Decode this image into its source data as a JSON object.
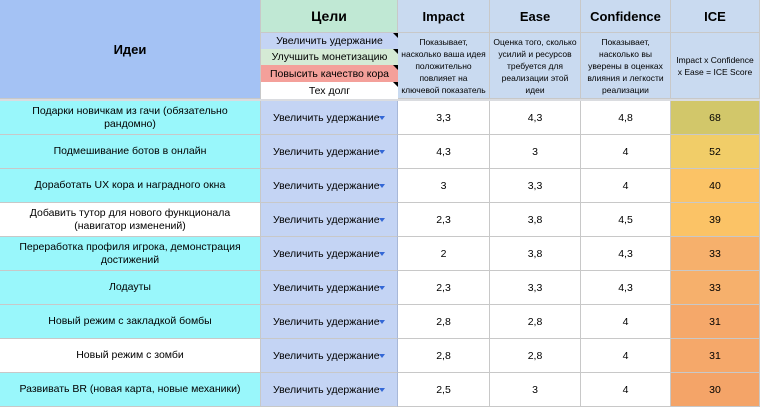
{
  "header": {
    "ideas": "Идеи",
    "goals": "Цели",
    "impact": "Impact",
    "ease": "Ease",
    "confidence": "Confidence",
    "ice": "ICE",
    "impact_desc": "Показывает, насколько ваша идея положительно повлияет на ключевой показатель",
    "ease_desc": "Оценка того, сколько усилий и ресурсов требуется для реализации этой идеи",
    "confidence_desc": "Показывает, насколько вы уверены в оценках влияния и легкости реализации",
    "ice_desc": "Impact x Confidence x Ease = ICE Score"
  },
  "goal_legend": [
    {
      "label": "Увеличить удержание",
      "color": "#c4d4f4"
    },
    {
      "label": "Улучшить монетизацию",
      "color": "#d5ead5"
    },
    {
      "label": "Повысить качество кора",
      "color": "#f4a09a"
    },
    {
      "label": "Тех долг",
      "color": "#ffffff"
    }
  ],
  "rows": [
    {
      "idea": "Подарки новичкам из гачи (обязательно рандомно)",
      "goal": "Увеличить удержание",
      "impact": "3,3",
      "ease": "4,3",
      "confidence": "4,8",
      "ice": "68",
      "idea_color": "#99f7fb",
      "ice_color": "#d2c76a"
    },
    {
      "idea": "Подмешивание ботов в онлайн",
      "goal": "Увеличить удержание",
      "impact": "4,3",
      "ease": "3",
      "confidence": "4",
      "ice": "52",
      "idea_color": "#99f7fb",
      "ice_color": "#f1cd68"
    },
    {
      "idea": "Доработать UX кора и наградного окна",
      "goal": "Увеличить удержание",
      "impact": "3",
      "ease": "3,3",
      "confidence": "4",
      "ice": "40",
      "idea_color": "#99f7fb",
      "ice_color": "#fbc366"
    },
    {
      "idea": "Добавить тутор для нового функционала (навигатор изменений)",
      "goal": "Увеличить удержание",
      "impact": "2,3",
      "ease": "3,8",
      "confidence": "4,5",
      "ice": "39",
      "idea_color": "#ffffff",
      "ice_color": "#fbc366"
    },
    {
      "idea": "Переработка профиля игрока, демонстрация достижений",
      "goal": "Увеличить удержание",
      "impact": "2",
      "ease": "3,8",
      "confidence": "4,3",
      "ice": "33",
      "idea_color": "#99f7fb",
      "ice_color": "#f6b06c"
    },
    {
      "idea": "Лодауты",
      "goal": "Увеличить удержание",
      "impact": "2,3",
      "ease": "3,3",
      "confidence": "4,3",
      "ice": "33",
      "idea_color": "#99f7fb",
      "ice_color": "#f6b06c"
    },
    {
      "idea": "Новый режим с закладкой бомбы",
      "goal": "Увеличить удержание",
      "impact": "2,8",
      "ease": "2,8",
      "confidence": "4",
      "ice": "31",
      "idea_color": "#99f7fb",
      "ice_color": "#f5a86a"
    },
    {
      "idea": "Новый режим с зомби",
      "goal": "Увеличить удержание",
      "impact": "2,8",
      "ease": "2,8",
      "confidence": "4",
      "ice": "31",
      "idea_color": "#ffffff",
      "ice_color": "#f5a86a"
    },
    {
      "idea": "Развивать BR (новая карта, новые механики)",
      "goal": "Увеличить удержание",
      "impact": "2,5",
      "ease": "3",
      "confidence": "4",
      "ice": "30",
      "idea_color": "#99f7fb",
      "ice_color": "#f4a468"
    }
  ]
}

◆ Written instruction
Copy out all of the data word for word. Do not carry over any picture.

◆ Complete answer
Decode this image into its source data as a JSON object.
{
  "header": {
    "ideas": "Идеи",
    "goals": "Цели",
    "impact": "Impact",
    "ease": "Ease",
    "confidence": "Confidence",
    "ice": "ICE",
    "impact_desc": "Показывает, насколько ваша идея положительно повлияет на ключевой показатель",
    "ease_desc": "Оценка того, сколько усилий и ресурсов требуется для реализации этой идеи",
    "confidence_desc": "Показывает, насколько вы уверены в оценках влияния и легкости реализации",
    "ice_desc": "Impact x Confidence x Ease = ICE Score"
  },
  "goal_legend": [
    {
      "label": "Увеличить удержание",
      "color": "#c4d4f4"
    },
    {
      "label": "Улучшить монетизацию",
      "color": "#d5ead5"
    },
    {
      "label": "Повысить качество кора",
      "color": "#f4a09a"
    },
    {
      "label": "Тех долг",
      "color": "#ffffff"
    }
  ],
  "rows": [
    {
      "idea": "Подарки новичкам из гачи (обязательно рандомно)",
      "goal": "Увеличить удержание",
      "impact": "3,3",
      "ease": "4,3",
      "confidence": "4,8",
      "ice": "68",
      "idea_color": "#99f7fb",
      "ice_color": "#d2c76a"
    },
    {
      "idea": "Подмешивание ботов в онлайн",
      "goal": "Увеличить удержание",
      "impact": "4,3",
      "ease": "3",
      "confidence": "4",
      "ice": "52",
      "idea_color": "#99f7fb",
      "ice_color": "#f1cd68"
    },
    {
      "idea": "Доработать UX кора и наградного окна",
      "goal": "Увеличить удержание",
      "impact": "3",
      "ease": "3,3",
      "confidence": "4",
      "ice": "40",
      "idea_color": "#99f7fb",
      "ice_color": "#fbc366"
    },
    {
      "idea": "Добавить тутор для нового функционала (навигатор изменений)",
      "goal": "Увеличить удержание",
      "impact": "2,3",
      "ease": "3,8",
      "confidence": "4,5",
      "ice": "39",
      "idea_color": "#ffffff",
      "ice_color": "#fbc366"
    },
    {
      "idea": "Переработка профиля игрока, демонстрация достижений",
      "goal": "Увеличить удержание",
      "impact": "2",
      "ease": "3,8",
      "confidence": "4,3",
      "ice": "33",
      "idea_color": "#99f7fb",
      "ice_color": "#f6b06c"
    },
    {
      "idea": "Лодауты",
      "goal": "Увеличить удержание",
      "impact": "2,3",
      "ease": "3,3",
      "confidence": "4,3",
      "ice": "33",
      "idea_color": "#99f7fb",
      "ice_color": "#f6b06c"
    },
    {
      "idea": "Новый режим с закладкой бомбы",
      "goal": "Увеличить удержание",
      "impact": "2,8",
      "ease": "2,8",
      "confidence": "4",
      "ice": "31",
      "idea_color": "#99f7fb",
      "ice_color": "#f5a86a"
    },
    {
      "idea": "Новый режим с зомби",
      "goal": "Увеличить удержание",
      "impact": "2,8",
      "ease": "2,8",
      "confidence": "4",
      "ice": "31",
      "idea_color": "#ffffff",
      "ice_color": "#f5a86a"
    },
    {
      "idea": "Развивать BR (новая карта, новые механики)",
      "goal": "Увеличить удержание",
      "impact": "2,5",
      "ease": "3",
      "confidence": "4",
      "ice": "30",
      "idea_color": "#99f7fb",
      "ice_color": "#f4a468"
    }
  ]
}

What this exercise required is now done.